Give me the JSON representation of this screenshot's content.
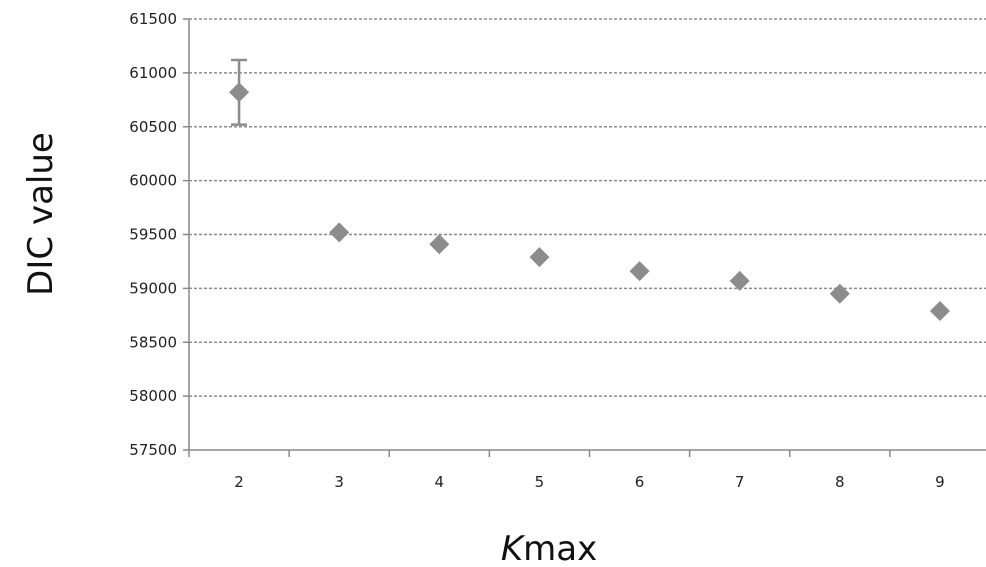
{
  "chart_data": {
    "type": "scatter",
    "title": "",
    "xlabel_italic": "K",
    "xlabel_rest": "max",
    "ylabel": "DIC value",
    "categories": [
      "2",
      "3",
      "4",
      "5",
      "6",
      "7",
      "8",
      "9"
    ],
    "ylim": [
      57500,
      61500
    ],
    "yticks": [
      "57500",
      "58000",
      "58500",
      "59000",
      "59500",
      "60000",
      "60500",
      "61000",
      "61500"
    ],
    "grid": "horizontal-dashed",
    "marker": "diamond",
    "colors": {
      "marker": "#8c8c8c",
      "error_bar": "#8c8c8c",
      "gridline": "#8c8c8c",
      "axis": "#888888"
    },
    "points": [
      {
        "x": "2",
        "y": 60820,
        "err_low": 60520,
        "err_high": 61120
      },
      {
        "x": "3",
        "y": 59520
      },
      {
        "x": "4",
        "y": 59410
      },
      {
        "x": "5",
        "y": 59290
      },
      {
        "x": "6",
        "y": 59160
      },
      {
        "x": "7",
        "y": 59070
      },
      {
        "x": "8",
        "y": 58950
      },
      {
        "x": "9",
        "y": 58790
      }
    ]
  }
}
━━━
DIRECTIONS:
Print the records above exactly as they stand, but leave out the pictures.

THE RESPONSE:
Give me the JSON representation of this screenshot's content.
{
  "chart_data": {
    "type": "scatter",
    "title": "",
    "xlabel_italic": "K",
    "xlabel_rest": "max",
    "ylabel": "DIC value",
    "categories": [
      "2",
      "3",
      "4",
      "5",
      "6",
      "7",
      "8",
      "9"
    ],
    "ylim": [
      57500,
      61500
    ],
    "yticks": [
      "57500",
      "58000",
      "58500",
      "59000",
      "59500",
      "60000",
      "60500",
      "61000",
      "61500"
    ],
    "grid": "horizontal-dashed",
    "marker": "diamond",
    "colors": {
      "marker": "#8c8c8c",
      "error_bar": "#8c8c8c",
      "gridline": "#8c8c8c",
      "axis": "#888888"
    },
    "points": [
      {
        "x": "2",
        "y": 60820,
        "err_low": 60520,
        "err_high": 61120
      },
      {
        "x": "3",
        "y": 59520
      },
      {
        "x": "4",
        "y": 59410
      },
      {
        "x": "5",
        "y": 59290
      },
      {
        "x": "6",
        "y": 59160
      },
      {
        "x": "7",
        "y": 59070
      },
      {
        "x": "8",
        "y": 58950
      },
      {
        "x": "9",
        "y": 58790
      }
    ]
  }
}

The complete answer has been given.